EXERCISE PROMPT: Output the material beneath this task exactly, images excluded.

WORKING DATA:
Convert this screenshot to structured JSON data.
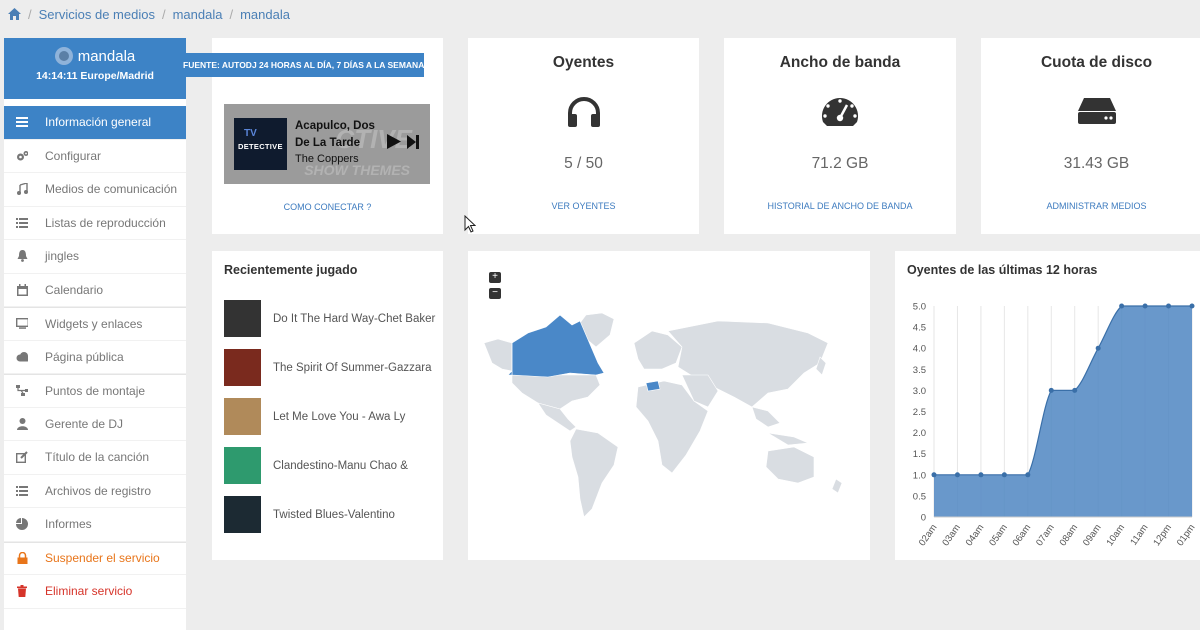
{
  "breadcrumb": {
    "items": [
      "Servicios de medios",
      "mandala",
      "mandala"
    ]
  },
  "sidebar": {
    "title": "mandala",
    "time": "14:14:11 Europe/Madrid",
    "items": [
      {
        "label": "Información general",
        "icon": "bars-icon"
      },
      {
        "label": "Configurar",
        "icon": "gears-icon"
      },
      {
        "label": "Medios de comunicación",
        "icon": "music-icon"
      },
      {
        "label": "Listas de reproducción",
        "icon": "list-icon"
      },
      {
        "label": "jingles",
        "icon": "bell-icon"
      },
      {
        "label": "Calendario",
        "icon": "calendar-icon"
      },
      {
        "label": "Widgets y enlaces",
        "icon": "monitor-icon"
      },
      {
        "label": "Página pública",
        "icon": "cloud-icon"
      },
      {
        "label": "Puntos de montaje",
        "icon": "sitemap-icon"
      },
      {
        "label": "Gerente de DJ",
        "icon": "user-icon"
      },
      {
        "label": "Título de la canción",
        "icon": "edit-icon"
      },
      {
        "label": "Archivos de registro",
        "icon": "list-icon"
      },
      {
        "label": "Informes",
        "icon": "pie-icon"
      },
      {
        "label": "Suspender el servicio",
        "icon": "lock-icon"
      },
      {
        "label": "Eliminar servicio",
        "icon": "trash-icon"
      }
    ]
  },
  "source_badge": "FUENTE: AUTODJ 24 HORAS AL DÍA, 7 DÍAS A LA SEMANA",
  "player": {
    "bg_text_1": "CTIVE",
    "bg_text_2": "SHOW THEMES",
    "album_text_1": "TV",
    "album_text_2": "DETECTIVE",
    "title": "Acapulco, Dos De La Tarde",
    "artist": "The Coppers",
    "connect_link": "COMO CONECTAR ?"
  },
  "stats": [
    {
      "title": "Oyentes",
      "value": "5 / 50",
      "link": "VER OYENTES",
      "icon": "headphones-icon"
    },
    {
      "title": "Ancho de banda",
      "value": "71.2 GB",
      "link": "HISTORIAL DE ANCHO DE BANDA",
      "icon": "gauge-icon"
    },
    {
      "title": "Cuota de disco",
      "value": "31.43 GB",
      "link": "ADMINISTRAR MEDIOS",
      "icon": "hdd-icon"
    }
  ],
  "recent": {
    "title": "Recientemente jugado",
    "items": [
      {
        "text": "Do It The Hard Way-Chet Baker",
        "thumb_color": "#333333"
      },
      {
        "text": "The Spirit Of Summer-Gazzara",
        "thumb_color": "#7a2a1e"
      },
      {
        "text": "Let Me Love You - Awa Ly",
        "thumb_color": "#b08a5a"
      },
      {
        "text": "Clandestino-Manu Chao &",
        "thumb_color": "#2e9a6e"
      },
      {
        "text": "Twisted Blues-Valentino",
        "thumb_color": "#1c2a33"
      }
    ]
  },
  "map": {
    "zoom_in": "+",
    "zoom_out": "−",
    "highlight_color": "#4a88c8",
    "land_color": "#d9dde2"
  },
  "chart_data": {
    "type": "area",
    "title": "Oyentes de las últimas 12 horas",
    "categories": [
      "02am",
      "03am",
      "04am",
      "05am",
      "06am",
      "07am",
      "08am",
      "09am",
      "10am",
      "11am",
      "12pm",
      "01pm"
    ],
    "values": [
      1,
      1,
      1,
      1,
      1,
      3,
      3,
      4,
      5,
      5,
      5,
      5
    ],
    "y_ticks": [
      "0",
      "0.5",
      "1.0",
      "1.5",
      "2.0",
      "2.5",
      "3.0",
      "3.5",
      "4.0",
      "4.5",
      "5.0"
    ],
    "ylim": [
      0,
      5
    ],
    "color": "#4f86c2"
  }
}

CORRECT RESULT:
Convert this screenshot to structured JSON data.
{
  "breadcrumb": {
    "items": [
      "Servicios de medios",
      "mandala",
      "mandala"
    ]
  },
  "sidebar": {
    "title": "mandala",
    "time": "14:14:11 Europe/Madrid",
    "items": [
      {
        "label": "Información general",
        "icon": "bars-icon"
      },
      {
        "label": "Configurar",
        "icon": "gears-icon"
      },
      {
        "label": "Medios de comunicación",
        "icon": "music-icon"
      },
      {
        "label": "Listas de reproducción",
        "icon": "list-icon"
      },
      {
        "label": "jingles",
        "icon": "bell-icon"
      },
      {
        "label": "Calendario",
        "icon": "calendar-icon"
      },
      {
        "label": "Widgets y enlaces",
        "icon": "monitor-icon"
      },
      {
        "label": "Página pública",
        "icon": "cloud-icon"
      },
      {
        "label": "Puntos de montaje",
        "icon": "sitemap-icon"
      },
      {
        "label": "Gerente de DJ",
        "icon": "user-icon"
      },
      {
        "label": "Título de la canción",
        "icon": "edit-icon"
      },
      {
        "label": "Archivos de registro",
        "icon": "list-icon"
      },
      {
        "label": "Informes",
        "icon": "pie-icon"
      },
      {
        "label": "Suspender el servicio",
        "icon": "lock-icon"
      },
      {
        "label": "Eliminar servicio",
        "icon": "trash-icon"
      }
    ]
  },
  "source_badge": "FUENTE: AUTODJ 24 HORAS AL DÍA, 7 DÍAS A LA SEMANA",
  "player": {
    "bg_text_1": "CTIVE",
    "bg_text_2": "SHOW THEMES",
    "album_text_1": "TV",
    "album_text_2": "DETECTIVE",
    "title": "Acapulco, Dos De La Tarde",
    "artist": "The Coppers",
    "connect_link": "COMO CONECTAR ?"
  },
  "stats": [
    {
      "title": "Oyentes",
      "value": "5 / 50",
      "link": "VER OYENTES",
      "icon": "headphones-icon"
    },
    {
      "title": "Ancho de banda",
      "value": "71.2 GB",
      "link": "HISTORIAL DE ANCHO DE BANDA",
      "icon": "gauge-icon"
    },
    {
      "title": "Cuota de disco",
      "value": "31.43 GB",
      "link": "ADMINISTRAR MEDIOS",
      "icon": "hdd-icon"
    }
  ],
  "recent": {
    "title": "Recientemente jugado",
    "items": [
      {
        "text": "Do It The Hard Way-Chet Baker",
        "thumb_color": "#333333"
      },
      {
        "text": "The Spirit Of Summer-Gazzara",
        "thumb_color": "#7a2a1e"
      },
      {
        "text": "Let Me Love You - Awa Ly",
        "thumb_color": "#b08a5a"
      },
      {
        "text": "Clandestino-Manu Chao &",
        "thumb_color": "#2e9a6e"
      },
      {
        "text": "Twisted Blues-Valentino",
        "thumb_color": "#1c2a33"
      }
    ]
  },
  "map": {
    "zoom_in": "+",
    "zoom_out": "−",
    "highlight_color": "#4a88c8",
    "land_color": "#d9dde2"
  },
  "chart_data": {
    "type": "area",
    "title": "Oyentes de las últimas 12 horas",
    "categories": [
      "02am",
      "03am",
      "04am",
      "05am",
      "06am",
      "07am",
      "08am",
      "09am",
      "10am",
      "11am",
      "12pm",
      "01pm"
    ],
    "values": [
      1,
      1,
      1,
      1,
      1,
      3,
      3,
      4,
      5,
      5,
      5,
      5
    ],
    "y_ticks": [
      "0",
      "0.5",
      "1.0",
      "1.5",
      "2.0",
      "2.5",
      "3.0",
      "3.5",
      "4.0",
      "4.5",
      "5.0"
    ],
    "ylim": [
      0,
      5
    ],
    "color": "#4f86c2"
  }
}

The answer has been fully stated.